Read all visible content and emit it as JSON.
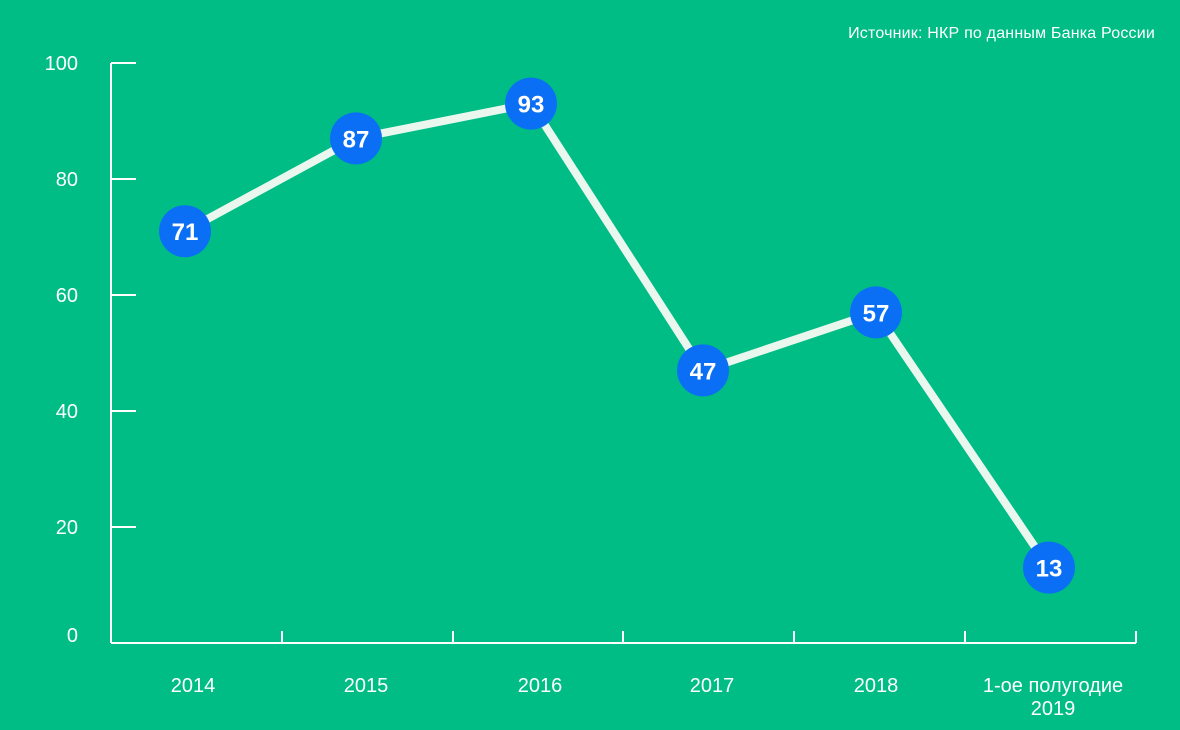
{
  "source": "Источник: НКР по данным Банка России",
  "colors": {
    "background": "#00BD86",
    "axis": "#ffffff",
    "line": "#EAF7EE",
    "marker": "#0B6FF5",
    "text": "#ffffff"
  },
  "chart_data": {
    "type": "line",
    "categories": [
      "2014",
      "2015",
      "2016",
      "2017",
      "2018",
      "1-ое полугодие 2019"
    ],
    "category_lines": [
      [
        "2014"
      ],
      [
        "2015"
      ],
      [
        "2016"
      ],
      [
        "2017"
      ],
      [
        "2018"
      ],
      [
        "1-ое полугодие",
        "2019"
      ]
    ],
    "series": [
      {
        "values": [
          71,
          87,
          93,
          47,
          57,
          13
        ]
      }
    ],
    "yticks": [
      0,
      20,
      40,
      60,
      80,
      100
    ],
    "ylim": [
      0,
      100
    ],
    "grid": false,
    "data_labels": true
  }
}
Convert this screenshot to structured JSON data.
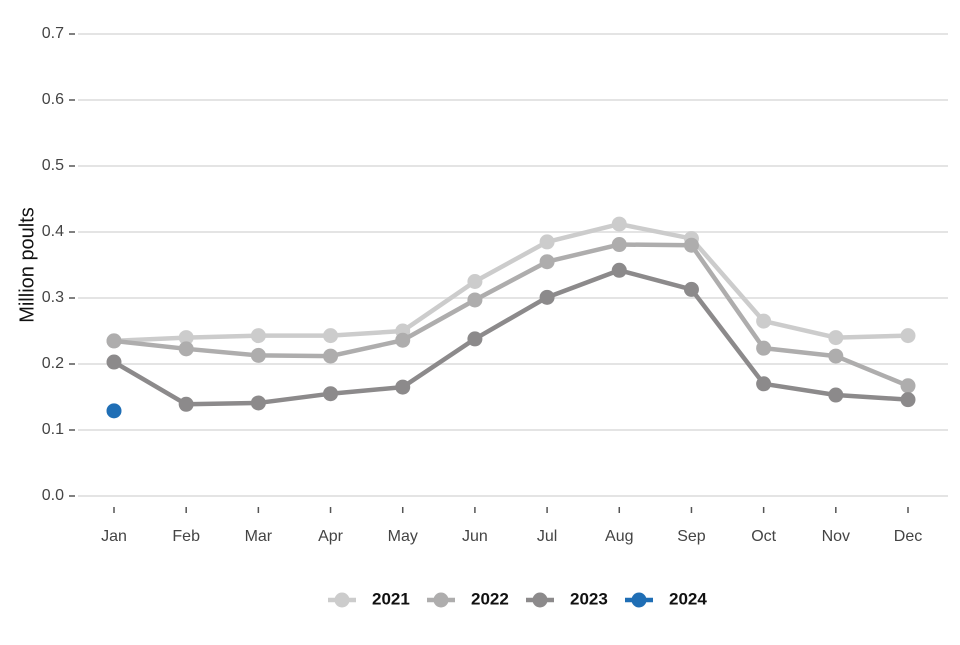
{
  "chart_data": {
    "type": "line",
    "title": "",
    "xlabel": "",
    "ylabel": "Million poults",
    "ylim": [
      0,
      0.7
    ],
    "yticks": [
      "0.0",
      "0.1",
      "0.2",
      "0.3",
      "0.4",
      "0.5",
      "0.6",
      "0.7"
    ],
    "ytick_values": [
      0,
      0.1,
      0.2,
      0.3,
      0.4,
      0.5,
      0.6,
      0.7
    ],
    "categories": [
      "Jan",
      "Feb",
      "Mar",
      "Apr",
      "May",
      "Jun",
      "Jul",
      "Aug",
      "Sep",
      "Oct",
      "Nov",
      "Dec"
    ],
    "grid": "horizontal",
    "legend_position": "bottom",
    "series": [
      {
        "name": "2021",
        "color": "#cccccc",
        "values": [
          0.235,
          0.24,
          0.243,
          0.243,
          0.25,
          0.325,
          0.385,
          0.412,
          0.39,
          0.265,
          0.24,
          0.243
        ]
      },
      {
        "name": "2022",
        "color": "#aeadad",
        "values": [
          0.235,
          0.223,
          0.213,
          0.212,
          0.236,
          0.297,
          0.355,
          0.381,
          0.38,
          0.224,
          0.212,
          0.167
        ]
      },
      {
        "name": "2023",
        "color": "#8c8a8b",
        "values": [
          0.203,
          0.139,
          0.141,
          0.155,
          0.165,
          0.238,
          0.301,
          0.342,
          0.313,
          0.17,
          0.153,
          0.146
        ]
      },
      {
        "name": "2024",
        "color": "#1f6eb5",
        "values": [
          0.129,
          null,
          null,
          null,
          null,
          null,
          null,
          null,
          null,
          null,
          null,
          null
        ]
      }
    ]
  }
}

(Problem to solve):
Keep only the lines that hold the string "JSON", and copy them out.

(Written solution):
Read all visible content and emit it as JSON.
Convert this screenshot to structured JSON data.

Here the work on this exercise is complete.